# WRITTEN TASK:
Exactly repeat the full listing that follows.

▶

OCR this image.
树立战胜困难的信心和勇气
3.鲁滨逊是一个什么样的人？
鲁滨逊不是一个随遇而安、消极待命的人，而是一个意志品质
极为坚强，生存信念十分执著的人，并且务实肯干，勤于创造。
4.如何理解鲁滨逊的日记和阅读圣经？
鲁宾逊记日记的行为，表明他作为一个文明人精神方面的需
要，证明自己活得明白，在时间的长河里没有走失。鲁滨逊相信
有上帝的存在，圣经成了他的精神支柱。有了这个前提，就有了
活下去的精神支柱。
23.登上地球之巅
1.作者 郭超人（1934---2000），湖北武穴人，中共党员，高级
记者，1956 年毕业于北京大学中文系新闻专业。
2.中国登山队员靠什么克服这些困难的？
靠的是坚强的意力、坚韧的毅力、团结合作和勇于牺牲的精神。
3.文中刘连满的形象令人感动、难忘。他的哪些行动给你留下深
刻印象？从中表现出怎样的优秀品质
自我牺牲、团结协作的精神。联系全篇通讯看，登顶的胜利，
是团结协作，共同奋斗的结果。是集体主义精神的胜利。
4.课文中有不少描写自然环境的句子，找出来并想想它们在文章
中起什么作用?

◀

# SOLUTION TO THE EXERCISE:
OCR this image.
树立战胜困难的信心和勇气
3.鲁滨逊是一个什么样的人？
鲁滨逊不是一个随遇而安、消极待命的人，而是一个意志品质
极为坚强，生存信念十分执著的人，并且务实肯干，勤于创造。
4.如何理解鲁滨逊的日记和阅读圣经？
鲁宾逊记日记的行为，表明他作为一个文明人精神方面的需
要，证明自己活得明白，在时间的长河里没有走失。鲁滨逊相信
有上帝的存在，圣经成了他的精神支柱。有了这个前提，就有了
活下去的精神支柱。
23.登上地球之巅
1.作者 郭超人（1934---2000），湖北武穴人，中共党员，高级
记者，1956 年毕业于北京大学中文系新闻专业。
2.中国登山队员靠什么克服这些困难的？
靠的是坚强的意力、坚韧的毅力、团结合作和勇于牺牲的精神。
3.文中刘连满的形象令人感动、难忘。他的哪些行动给你留下深
刻印象？从中表现出怎样的优秀品质
自我牺牲、团结协作的精神。联系全篇通讯看，登顶的胜利，
是团结协作，共同奋斗的结果。是集体主义精神的胜利。
4.课文中有不少描写自然环境的句子，找出来并想想它们在文章
中起什么作用?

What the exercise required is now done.